WHAT IS EXPECTED: Copy out again, unchanged, every line from the start of the items through the line containing "213, 708, 338]", including that line.

Box annotation data:
________________
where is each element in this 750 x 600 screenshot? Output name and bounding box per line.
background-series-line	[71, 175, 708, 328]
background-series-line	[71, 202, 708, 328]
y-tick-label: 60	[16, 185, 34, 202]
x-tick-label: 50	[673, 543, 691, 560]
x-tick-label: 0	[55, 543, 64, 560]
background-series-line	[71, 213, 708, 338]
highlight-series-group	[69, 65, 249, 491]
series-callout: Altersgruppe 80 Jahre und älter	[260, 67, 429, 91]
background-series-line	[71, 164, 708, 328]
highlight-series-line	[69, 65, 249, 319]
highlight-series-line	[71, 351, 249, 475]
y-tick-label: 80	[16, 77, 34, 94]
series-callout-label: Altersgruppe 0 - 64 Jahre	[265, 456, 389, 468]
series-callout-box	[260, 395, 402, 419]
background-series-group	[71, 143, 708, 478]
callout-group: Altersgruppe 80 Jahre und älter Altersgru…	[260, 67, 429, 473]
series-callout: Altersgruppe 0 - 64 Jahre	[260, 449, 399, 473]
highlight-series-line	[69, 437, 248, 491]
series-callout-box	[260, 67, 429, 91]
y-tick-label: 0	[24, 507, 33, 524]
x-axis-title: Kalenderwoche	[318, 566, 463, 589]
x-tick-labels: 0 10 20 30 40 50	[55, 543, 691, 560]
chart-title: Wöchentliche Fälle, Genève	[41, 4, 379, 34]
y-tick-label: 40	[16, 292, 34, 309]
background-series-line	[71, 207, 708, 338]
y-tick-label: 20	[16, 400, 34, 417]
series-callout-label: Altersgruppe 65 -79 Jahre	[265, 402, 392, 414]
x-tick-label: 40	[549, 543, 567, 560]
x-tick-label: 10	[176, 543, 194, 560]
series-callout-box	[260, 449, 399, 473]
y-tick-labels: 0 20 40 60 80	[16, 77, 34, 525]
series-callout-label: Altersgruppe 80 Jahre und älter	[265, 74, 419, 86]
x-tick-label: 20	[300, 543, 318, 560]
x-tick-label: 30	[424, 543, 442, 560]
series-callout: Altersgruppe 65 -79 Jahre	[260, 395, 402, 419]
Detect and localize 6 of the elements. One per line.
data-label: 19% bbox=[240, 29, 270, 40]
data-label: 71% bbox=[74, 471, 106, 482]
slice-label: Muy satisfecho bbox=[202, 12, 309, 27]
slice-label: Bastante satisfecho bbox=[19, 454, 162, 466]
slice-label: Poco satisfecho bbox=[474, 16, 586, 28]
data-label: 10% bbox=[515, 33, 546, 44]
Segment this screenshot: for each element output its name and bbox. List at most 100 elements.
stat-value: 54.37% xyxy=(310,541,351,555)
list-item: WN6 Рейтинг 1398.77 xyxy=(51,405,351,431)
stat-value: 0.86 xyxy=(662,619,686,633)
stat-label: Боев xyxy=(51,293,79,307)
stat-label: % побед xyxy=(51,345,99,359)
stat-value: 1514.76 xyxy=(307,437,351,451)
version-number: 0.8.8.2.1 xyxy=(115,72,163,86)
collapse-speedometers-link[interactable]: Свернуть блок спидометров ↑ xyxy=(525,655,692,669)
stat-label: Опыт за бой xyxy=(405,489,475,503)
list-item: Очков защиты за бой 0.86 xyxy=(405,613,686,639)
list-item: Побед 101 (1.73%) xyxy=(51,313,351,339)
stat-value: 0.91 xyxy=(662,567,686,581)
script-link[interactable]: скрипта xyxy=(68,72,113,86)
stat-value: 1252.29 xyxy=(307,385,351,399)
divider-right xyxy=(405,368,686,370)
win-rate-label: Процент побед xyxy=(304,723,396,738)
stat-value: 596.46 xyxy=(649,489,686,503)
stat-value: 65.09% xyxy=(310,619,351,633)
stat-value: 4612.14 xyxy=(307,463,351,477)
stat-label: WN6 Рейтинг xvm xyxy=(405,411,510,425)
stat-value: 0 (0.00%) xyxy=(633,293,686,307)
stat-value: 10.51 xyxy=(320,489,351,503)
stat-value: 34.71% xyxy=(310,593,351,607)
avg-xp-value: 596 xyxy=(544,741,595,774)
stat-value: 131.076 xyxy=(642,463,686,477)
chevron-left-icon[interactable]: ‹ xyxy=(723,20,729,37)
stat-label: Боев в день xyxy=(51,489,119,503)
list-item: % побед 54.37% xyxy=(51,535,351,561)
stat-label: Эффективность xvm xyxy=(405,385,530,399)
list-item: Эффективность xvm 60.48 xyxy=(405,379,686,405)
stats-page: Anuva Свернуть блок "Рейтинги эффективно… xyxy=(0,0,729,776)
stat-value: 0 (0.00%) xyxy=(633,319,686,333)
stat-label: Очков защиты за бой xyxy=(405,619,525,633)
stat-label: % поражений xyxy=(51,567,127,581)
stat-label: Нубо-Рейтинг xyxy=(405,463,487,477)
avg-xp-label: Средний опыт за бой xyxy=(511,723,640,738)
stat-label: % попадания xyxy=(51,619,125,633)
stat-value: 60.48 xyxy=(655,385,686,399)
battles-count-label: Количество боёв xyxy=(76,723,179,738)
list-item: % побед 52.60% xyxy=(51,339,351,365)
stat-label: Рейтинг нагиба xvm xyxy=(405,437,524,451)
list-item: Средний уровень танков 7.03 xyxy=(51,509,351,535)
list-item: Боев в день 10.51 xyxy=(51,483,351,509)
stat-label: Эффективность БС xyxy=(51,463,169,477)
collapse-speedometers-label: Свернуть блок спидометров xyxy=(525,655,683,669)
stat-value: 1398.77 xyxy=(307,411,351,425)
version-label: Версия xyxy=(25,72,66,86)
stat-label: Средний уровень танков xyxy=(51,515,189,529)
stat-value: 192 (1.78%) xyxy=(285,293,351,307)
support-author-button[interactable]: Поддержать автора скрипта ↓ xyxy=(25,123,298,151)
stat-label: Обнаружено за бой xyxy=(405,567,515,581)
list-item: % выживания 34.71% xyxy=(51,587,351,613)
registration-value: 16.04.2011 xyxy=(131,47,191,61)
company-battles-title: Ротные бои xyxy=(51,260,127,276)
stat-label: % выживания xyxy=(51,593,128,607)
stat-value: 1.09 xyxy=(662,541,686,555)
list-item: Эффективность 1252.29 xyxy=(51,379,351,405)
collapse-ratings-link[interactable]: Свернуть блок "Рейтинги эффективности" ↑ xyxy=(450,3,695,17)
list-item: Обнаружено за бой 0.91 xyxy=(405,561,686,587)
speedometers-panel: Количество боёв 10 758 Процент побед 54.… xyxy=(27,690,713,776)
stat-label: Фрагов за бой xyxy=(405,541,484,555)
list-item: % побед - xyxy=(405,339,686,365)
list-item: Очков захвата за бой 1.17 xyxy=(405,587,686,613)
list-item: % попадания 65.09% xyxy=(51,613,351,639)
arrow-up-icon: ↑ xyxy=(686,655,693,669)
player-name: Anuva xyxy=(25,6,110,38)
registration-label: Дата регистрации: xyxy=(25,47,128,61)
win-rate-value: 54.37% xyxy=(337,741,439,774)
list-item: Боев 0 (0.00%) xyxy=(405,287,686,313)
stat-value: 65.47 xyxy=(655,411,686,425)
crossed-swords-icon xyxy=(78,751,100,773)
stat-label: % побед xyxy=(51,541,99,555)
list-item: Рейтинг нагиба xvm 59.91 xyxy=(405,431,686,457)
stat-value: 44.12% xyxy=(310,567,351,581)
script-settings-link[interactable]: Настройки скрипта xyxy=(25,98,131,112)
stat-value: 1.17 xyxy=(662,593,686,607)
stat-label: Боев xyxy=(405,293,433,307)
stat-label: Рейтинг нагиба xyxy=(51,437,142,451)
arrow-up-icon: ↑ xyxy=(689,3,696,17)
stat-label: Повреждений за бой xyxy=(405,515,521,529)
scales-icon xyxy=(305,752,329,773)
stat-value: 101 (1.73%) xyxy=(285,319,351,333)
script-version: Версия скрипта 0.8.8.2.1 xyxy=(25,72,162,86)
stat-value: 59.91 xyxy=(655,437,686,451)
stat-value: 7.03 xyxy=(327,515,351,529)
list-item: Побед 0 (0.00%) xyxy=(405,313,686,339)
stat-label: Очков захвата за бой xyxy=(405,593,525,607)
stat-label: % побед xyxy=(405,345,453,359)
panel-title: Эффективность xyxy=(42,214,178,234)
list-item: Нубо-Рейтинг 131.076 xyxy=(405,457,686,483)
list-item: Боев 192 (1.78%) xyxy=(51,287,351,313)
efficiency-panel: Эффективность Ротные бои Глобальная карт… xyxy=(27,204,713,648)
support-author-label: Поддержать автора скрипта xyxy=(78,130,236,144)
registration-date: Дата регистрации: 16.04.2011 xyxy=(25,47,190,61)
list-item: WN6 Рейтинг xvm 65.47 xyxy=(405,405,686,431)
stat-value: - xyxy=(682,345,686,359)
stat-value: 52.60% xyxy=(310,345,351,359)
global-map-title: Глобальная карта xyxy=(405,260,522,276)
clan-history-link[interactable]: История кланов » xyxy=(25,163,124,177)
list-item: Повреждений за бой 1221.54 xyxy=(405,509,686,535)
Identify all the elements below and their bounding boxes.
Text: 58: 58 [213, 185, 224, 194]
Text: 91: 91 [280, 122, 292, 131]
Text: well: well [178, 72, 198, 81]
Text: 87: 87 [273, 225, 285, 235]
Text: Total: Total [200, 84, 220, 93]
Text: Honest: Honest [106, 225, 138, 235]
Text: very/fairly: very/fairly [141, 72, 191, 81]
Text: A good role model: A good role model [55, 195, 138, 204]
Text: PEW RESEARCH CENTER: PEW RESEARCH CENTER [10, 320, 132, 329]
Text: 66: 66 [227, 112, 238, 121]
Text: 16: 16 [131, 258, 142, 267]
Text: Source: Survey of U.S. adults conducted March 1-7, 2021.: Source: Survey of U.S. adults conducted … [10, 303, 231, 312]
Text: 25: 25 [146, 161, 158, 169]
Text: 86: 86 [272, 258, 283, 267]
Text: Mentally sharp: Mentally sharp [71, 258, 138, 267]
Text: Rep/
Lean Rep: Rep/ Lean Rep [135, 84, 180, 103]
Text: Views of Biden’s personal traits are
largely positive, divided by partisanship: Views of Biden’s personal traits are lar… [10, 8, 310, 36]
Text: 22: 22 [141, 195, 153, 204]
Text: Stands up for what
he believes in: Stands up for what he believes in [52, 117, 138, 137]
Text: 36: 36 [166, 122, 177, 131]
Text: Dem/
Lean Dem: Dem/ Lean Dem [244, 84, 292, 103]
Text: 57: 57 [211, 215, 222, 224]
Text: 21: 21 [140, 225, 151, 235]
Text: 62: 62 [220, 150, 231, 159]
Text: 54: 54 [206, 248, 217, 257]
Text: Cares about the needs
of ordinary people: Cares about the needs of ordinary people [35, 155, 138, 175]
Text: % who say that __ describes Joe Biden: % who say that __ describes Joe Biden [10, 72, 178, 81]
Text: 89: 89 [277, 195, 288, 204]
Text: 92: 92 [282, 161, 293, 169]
________________
THE COMPLETED TASK:
where is each element in this 750 x 600 screenshot? Output name and bounding box per line.
background-series-line	[71, 175, 708, 328]
background-series-line	[71, 202, 708, 328]
y-tick-label: 60	[16, 185, 34, 202]
x-tick-label: 50	[673, 543, 691, 560]
x-tick-label: 0	[55, 543, 64, 560]
background-series-line	[71, 213, 708, 338]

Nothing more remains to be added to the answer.